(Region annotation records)

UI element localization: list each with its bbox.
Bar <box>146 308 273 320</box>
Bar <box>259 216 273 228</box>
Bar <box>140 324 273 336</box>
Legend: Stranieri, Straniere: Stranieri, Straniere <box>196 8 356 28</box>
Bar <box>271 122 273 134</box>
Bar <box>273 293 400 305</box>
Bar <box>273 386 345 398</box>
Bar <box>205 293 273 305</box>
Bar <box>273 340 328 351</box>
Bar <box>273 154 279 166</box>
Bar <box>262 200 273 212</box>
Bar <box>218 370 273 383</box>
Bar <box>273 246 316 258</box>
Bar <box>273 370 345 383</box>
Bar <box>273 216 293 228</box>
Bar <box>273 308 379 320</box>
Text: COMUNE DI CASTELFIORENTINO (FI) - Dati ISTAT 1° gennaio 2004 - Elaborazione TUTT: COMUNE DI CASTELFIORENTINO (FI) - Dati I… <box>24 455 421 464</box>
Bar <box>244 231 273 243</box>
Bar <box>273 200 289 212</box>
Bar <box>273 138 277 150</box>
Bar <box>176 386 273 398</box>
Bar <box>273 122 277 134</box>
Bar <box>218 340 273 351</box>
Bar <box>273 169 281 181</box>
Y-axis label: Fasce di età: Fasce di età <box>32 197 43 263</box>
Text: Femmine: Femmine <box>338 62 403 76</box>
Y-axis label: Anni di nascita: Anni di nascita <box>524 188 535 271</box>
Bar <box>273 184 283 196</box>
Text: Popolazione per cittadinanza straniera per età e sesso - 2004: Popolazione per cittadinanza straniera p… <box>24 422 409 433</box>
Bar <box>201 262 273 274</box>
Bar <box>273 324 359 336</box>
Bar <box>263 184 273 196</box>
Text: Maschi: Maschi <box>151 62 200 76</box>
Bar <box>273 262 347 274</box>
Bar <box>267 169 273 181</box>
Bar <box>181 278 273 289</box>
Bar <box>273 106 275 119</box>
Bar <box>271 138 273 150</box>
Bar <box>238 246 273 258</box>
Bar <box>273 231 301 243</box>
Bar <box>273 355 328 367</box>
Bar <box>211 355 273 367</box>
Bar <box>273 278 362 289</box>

• WORK TO BE COMPLETED: Rewrite every line of the records above as a numbered list, omitting any blank lines.

• ANSWER:
1. UI element localization: list each with its bbox.
2. Bar <box>146 308 273 320</box>
3. Bar <box>259 216 273 228</box>
4. Bar <box>140 324 273 336</box>
5. Legend: Stranieri, Straniere: Stranieri, Straniere <box>196 8 356 28</box>
6. Bar <box>271 122 273 134</box>
7. Bar <box>273 293 400 305</box>
8. Bar <box>273 386 345 398</box>
9. Bar <box>205 293 273 305</box>
10. Bar <box>273 340 328 351</box>
11. Bar <box>273 154 279 166</box>
12. Bar <box>262 200 273 212</box>
13. Bar <box>218 370 273 383</box>
14. Bar <box>273 246 316 258</box>
15. Bar <box>273 370 345 383</box>
16. Bar <box>273 216 293 228</box>
17. Bar <box>273 308 379 320</box>
18. Text: COMUNE DI CASTELFIORENTINO (FI) - Dati ISTAT 1° gennaio 2004 - Elaborazione TUTT: COMUNE DI CASTELFIORENTINO (FI) - Dati I… <box>24 455 421 464</box>
19. Bar <box>244 231 273 243</box>
20. Bar <box>273 200 289 212</box>
21. Bar <box>273 138 277 150</box>
22. Bar <box>176 386 273 398</box>
23. Bar <box>273 122 277 134</box>
24. Bar <box>218 340 273 351</box>
25. Bar <box>273 169 281 181</box>
26. Y-axis label: Fasce di età: Fasce di età <box>32 197 43 263</box>
27. Text: Femmine: Femmine <box>338 62 403 76</box>
28. Y-axis label: Anni di nascita: Anni di nascita <box>524 188 535 271</box>
29. Bar <box>273 184 283 196</box>
30. Text: Popolazione per cittadinanza straniera per età e sesso - 2004: Popolazione per cittadinanza straniera p… <box>24 422 409 433</box>
31. Bar <box>201 262 273 274</box>
32. Bar <box>273 324 359 336</box>
33. Bar <box>263 184 273 196</box>
34. Text: Maschi: Maschi <box>151 62 200 76</box>
35. Bar <box>273 262 347 274</box>
36. Bar <box>267 169 273 181</box>
37. Bar <box>181 278 273 289</box>
38. Bar <box>273 106 275 119</box>
39. Bar <box>271 138 273 150</box>
40. Bar <box>238 246 273 258</box>
41. Bar <box>273 231 301 243</box>
42. Bar <box>273 355 328 367</box>
43. Bar <box>211 355 273 367</box>
44. Bar <box>273 278 362 289</box>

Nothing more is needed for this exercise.